=== SUPPLIED DATA ===

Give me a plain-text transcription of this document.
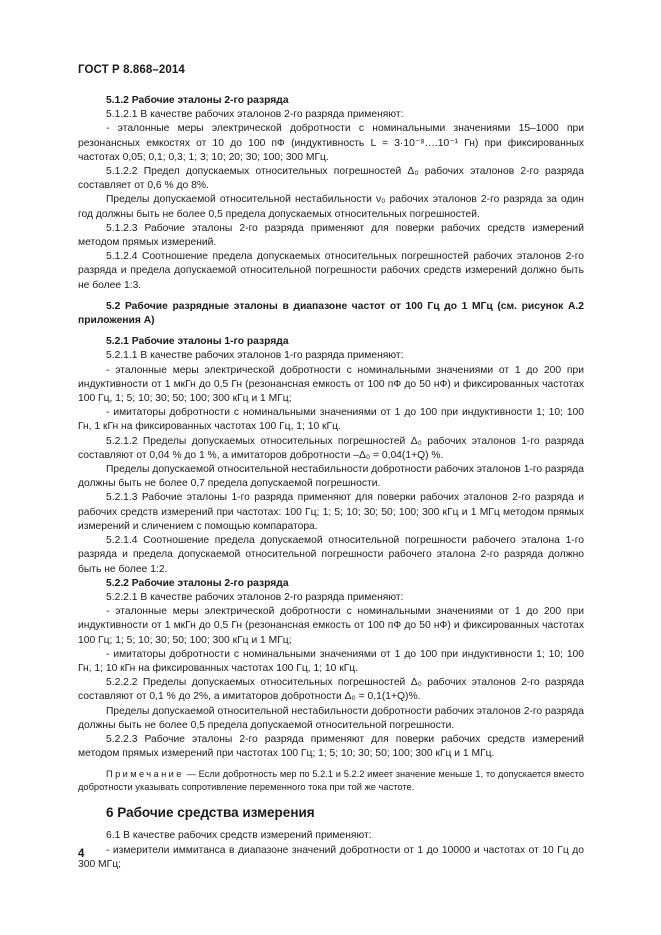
ГОСТ Р 8.868–2014

5.1.2 Рабочие эталоны 2-го разряда

5.1.2.1 В качестве рабочих эталонов 2-го разряда применяют:

- эталонные меры электрической добротности с номинальными значениями 15–1000 при резонансных емкостях от 10 до 100 пФ (индуктивность L = 3·10⁻⁸….10⁻¹ Гн) при фиксированных частотах 0,05; 0,1; 0,3; 1; 3; 10; 20; 30; 100; 300 МГц.

5.1.2.2 Предел допускаемых относительных погрешностей Δ₀ рабочих эталонов 2-го разряда составляет от 0,6 % до 8%.

Пределы допускаемой относительной нестабильности ν₀ рабочих эталонов 2-го разряда за один год должны быть не более 0,5 предела допускаемых относительных погрешностей.

5.1.2.3 Рабочие эталоны 2-го разряда применяют для поверки рабочих средств измерений методом прямых измерений.

5.1.2.4 Соотношение предела допускаемых относительных погрешностей рабочих эталонов 2-го разряда и предела допускаемой относительной погрешности рабочих средств измерений должно быть не более 1:3.

5.2 Рабочие разрядные эталоны в диапазоне частот от 100 Гц до 1 МГц (см. рисунок А.2 приложения А)

5.2.1 Рабочие эталоны 1-го разряда

5.2.1.1 В качестве рабочих эталонов 1-го разряда применяют:

- эталонные меры электрической добротности с номинальными значениями от 1 до 200 при индуктивности от 1 мкГн до 0,5 Гн (резонансная емкость от 100 пФ до 50 нФ) и фиксированных частотах 100 Гц, 1; 5; 10; 30; 50; 100; 300 кГц и 1 МГц;

- имитаторы добротности с номинальными значениями от 1 до 100 при индуктивности 1; 10; 100 Гн, 1 кГн на фиксированных частотах 100 Гц, 1; 10 кГц.

5.2.1.2 Пределы допускаемых относительных погрешностей Δ₀ рабочих эталонов 1-го разряда составляют от 0,04 % до 1 %, а имитаторов добротности –Δ₀ = 0,04(1+Q) %.

Пределы допускаемой относительной нестабильности добротности рабочих эталонов 1-го разряда должны быть не более 0,7 предела допускаемой погрешности.

5.2.1.3 Рабочие эталоны 1-го разряда применяют для поверки рабочих эталонов 2-го разряда и рабочих средств измерений при частотах: 100 Гц; 1; 5; 10; 30; 50; 100; 300 кГц и 1 МГц методом прямых измерений и сличением с помощью компаратора.

5.2.1.4 Соотношение предела допускаемой относительной погрешности рабочего эталона 1-го разряда и предела допускаемой относительной погрешности рабочего эталона 2-го разряда должно быть не более 1:2.

5.2.2 Рабочие эталоны 2-го разряда

5.2.2.1 В качестве рабочих эталонов 2-го разряда применяют:

- эталонные меры электрической добротности с номинальными значениями от 1 до 200 при индуктивности от 1 мкГн до 0,5 Гн (резонансная емкость от 100 пФ до 50 нФ) и фиксированных частотах 100 Гц; 1; 5; 10; 30; 50; 100; 300 кГц и 1 МГц;

- имитаторы добротности с номинальными значениями от 1 до 100 при индуктивности 1; 10; 100 Гн, 1; 10 кГн на фиксированных частотах 100 Гц, 1; 10 кГц.

5.2.2.2 Пределы допускаемых относительных погрешностей Δ₀ рабочих эталонов 2-го разряда составляют от 0,1 % до 2%, а имитаторов добротности Δ₀ = 0,1(1+Q)%.

Пределы допускаемой относительной нестабильности добротности рабочих эталонов 2-го разряда должны быть не более 0,5 предела допускаемой относительной погрешности.

5.2.2.3 Рабочие эталоны 2-го разряда применяют для поверки рабочих средств измерений методом прямых измерений при частотах 100 Гц; 1; 5; 10; 30; 50; 100; 300 кГц и 1 МГц.

Примечание — Если добротность мер по 5.2.1 и 5.2.2 имеет значение меньше 1, то допускается вместо добротности указывать сопротивление переменного тока при той же частоте.

6 Рабочие средства измерения

6.1 В качестве рабочих средств измерений применяют:

- измерители иммитанса в диапазоне значений добротности от 1 до 10000 и частотах от 10 Гц до 300 МГц;

4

===

TASK INSTRUCTIONS » Every record above should be transcribed exactly; the pictures stay out of the copy.

WRITTEN RESPONSE »
Give me a plain-text transcription of this document.
ГОСТ Р 8.868–2014

5.1.2 Рабочие эталоны 2-го разряда

5.1.2.1 В качестве рабочих эталонов 2-го разряда применяют:

- эталонные меры электрической добротности с номинальными значениями 15–1000 при резонансных емкостях от 10 до 100 пФ (индуктивность L = 3·10⁻⁸….10⁻¹ Гн) при фиксированных частотах 0,05; 0,1; 0,3; 1; 3; 10; 20; 30; 100; 300 МГц.

5.1.2.2 Предел допускаемых относительных погрешностей Δ₀ рабочих эталонов 2-го разряда составляет от 0,6 % до 8%.

Пределы допускаемой относительной нестабильности ν₀ рабочих эталонов 2-го разряда за один год должны быть не более 0,5 предела допускаемых относительных погрешностей.

5.1.2.3 Рабочие эталоны 2-го разряда применяют для поверки рабочих средств измерений методом прямых измерений.

5.1.2.4 Соотношение предела допускаемых относительных погрешностей рабочих эталонов 2-го разряда и предела допускаемой относительной погрешности рабочих средств измерений должно быть не более 1:3.

5.2 Рабочие разрядные эталоны в диапазоне частот от 100 Гц до 1 МГц (см. рисунок А.2 приложения А)

5.2.1 Рабочие эталоны 1-го разряда

5.2.1.1 В качестве рабочих эталонов 1-го разряда применяют:

- эталонные меры электрической добротности с номинальными значениями от 1 до 200 при индуктивности от 1 мкГн до 0,5 Гн (резонансная емкость от 100 пФ до 50 нФ) и фиксированных частотах 100 Гц, 1; 5; 10; 30; 50; 100; 300 кГц и 1 МГц;

- имитаторы добротности с номинальными значениями от 1 до 100 при индуктивности 1; 10; 100 Гн, 1 кГн на фиксированных частотах 100 Гц, 1; 10 кГц.

5.2.1.2 Пределы допускаемых относительных погрешностей Δ₀ рабочих эталонов 1-го разряда составляют от 0,04 % до 1 %, а имитаторов добротности –Δ₀ = 0,04(1+Q) %.

Пределы допускаемой относительной нестабильности добротности рабочих эталонов 1-го разряда должны быть не более 0,7 предела допускаемой погрешности.

5.2.1.3 Рабочие эталоны 1-го разряда применяют для поверки рабочих эталонов 2-го разряда и рабочих средств измерений при частотах: 100 Гц; 1; 5; 10; 30; 50; 100; 300 кГц и 1 МГц методом прямых измерений и сличением с помощью компаратора.

5.2.1.4 Соотношение предела допускаемой относительной погрешности рабочего эталона 1-го разряда и предела допускаемой относительной погрешности рабочего эталона 2-го разряда должно быть не более 1:2.

5.2.2 Рабочие эталоны 2-го разряда

5.2.2.1 В качестве рабочих эталонов 2-го разряда применяют:

- эталонные меры электрической добротности с номинальными значениями от 1 до 200 при индуктивности от 1 мкГн до 0,5 Гн (резонансная емкость от 100 пФ до 50 нФ) и фиксированных частотах 100 Гц; 1; 5; 10; 30; 50; 100; 300 кГц и 1 МГц;

- имитаторы добротности с номинальными значениями от 1 до 100 при индуктивности 1; 10; 100 Гн, 1; 10 кГн на фиксированных частотах 100 Гц, 1; 10 кГц.

5.2.2.2 Пределы допускаемых относительных погрешностей Δ₀ рабочих эталонов 2-го разряда составляют от 0,1 % до 2%, а имитаторов добротности Δ₀ = 0,1(1+Q)%.

Пределы допускаемой относительной нестабильности добротности рабочих эталонов 2-го разряда должны быть не более 0,5 предела допускаемой относительной погрешности.

5.2.2.3 Рабочие эталоны 2-го разряда применяют для поверки рабочих средств измерений методом прямых измерений при частотах 100 Гц; 1; 5; 10; 30; 50; 100; 300 кГц и 1 МГц.

Примечание — Если добротность мер по 5.2.1 и 5.2.2 имеет значение меньше 1, то допускается вместо добротности указывать сопротивление переменного тока при той же частоте.

6 Рабочие средства измерения

6.1 В качестве рабочих средств измерений применяют:

- измерители иммитанса в диапазоне значений добротности от 1 до 10000 и частотах от 10 Гц до 300 МГц;

4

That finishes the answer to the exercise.